● WORK INSTRUCTIONS
Extract the complete data exactly as given.

● SOURCE RECORDS
----------------
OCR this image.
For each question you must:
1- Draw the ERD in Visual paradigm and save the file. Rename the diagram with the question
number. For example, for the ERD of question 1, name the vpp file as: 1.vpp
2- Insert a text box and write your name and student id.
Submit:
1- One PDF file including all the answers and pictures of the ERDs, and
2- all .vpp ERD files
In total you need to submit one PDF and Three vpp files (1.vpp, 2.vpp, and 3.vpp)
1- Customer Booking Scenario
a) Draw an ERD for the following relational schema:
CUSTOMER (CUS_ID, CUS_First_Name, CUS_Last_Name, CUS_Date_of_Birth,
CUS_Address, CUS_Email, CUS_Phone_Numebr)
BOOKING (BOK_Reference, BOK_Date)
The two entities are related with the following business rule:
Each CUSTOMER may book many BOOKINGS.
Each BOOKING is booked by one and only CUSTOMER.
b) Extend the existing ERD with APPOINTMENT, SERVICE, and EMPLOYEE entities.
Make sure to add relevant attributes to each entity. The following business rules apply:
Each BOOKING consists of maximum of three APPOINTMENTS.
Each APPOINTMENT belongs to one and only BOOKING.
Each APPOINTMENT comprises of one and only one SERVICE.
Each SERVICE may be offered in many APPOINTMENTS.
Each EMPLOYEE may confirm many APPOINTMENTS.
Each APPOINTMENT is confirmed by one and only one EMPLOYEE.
----------------
● FINISHED EXERCISE
OCR this image.
For each question you must:
1- Draw the ERD in Visual paradigm and save the file. Rename the diagram with the question
number. For example, for the ERD of question 1, name the vpp file as: 1.vpp
2- Insert a text box and write your name and student id.
Submit:
1- One PDF file including all the answers and pictures of the ERDs, and
2- all .vpp ERD files
In total you need to submit one PDF and Three vpp files (1.vpp, 2.vpp, and 3.vpp)
1- Customer Booking Scenario
a) Draw an ERD for the following relational schema:
CUSTOMER (CUS_ID, CUS_First_Name, CUS_Last_Name, CUS_Date_of_Birth,
CUS_Address, CUS_Email, CUS_Phone_Numebr)
BOOKING (BOK_Reference, BOK_Date)
The two entities are related with the following business rule:
Each CUSTOMER may book many BOOKINGS.
Each BOOKING is booked by one and only CUSTOMER.
b) Extend the existing ERD with APPOINTMENT, SERVICE, and EMPLOYEE entities.
Make sure to add relevant attributes to each entity. The following business rules apply:
Each BOOKING consists of maximum of three APPOINTMENTS.
Each APPOINTMENT belongs to one and only BOOKING.
Each APPOINTMENT comprises of one and only one SERVICE.
Each SERVICE may be offered in many APPOINTMENTS.
Each EMPLOYEE may confirm many APPOINTMENTS.
Each APPOINTMENT is confirmed by one and only one EMPLOYEE.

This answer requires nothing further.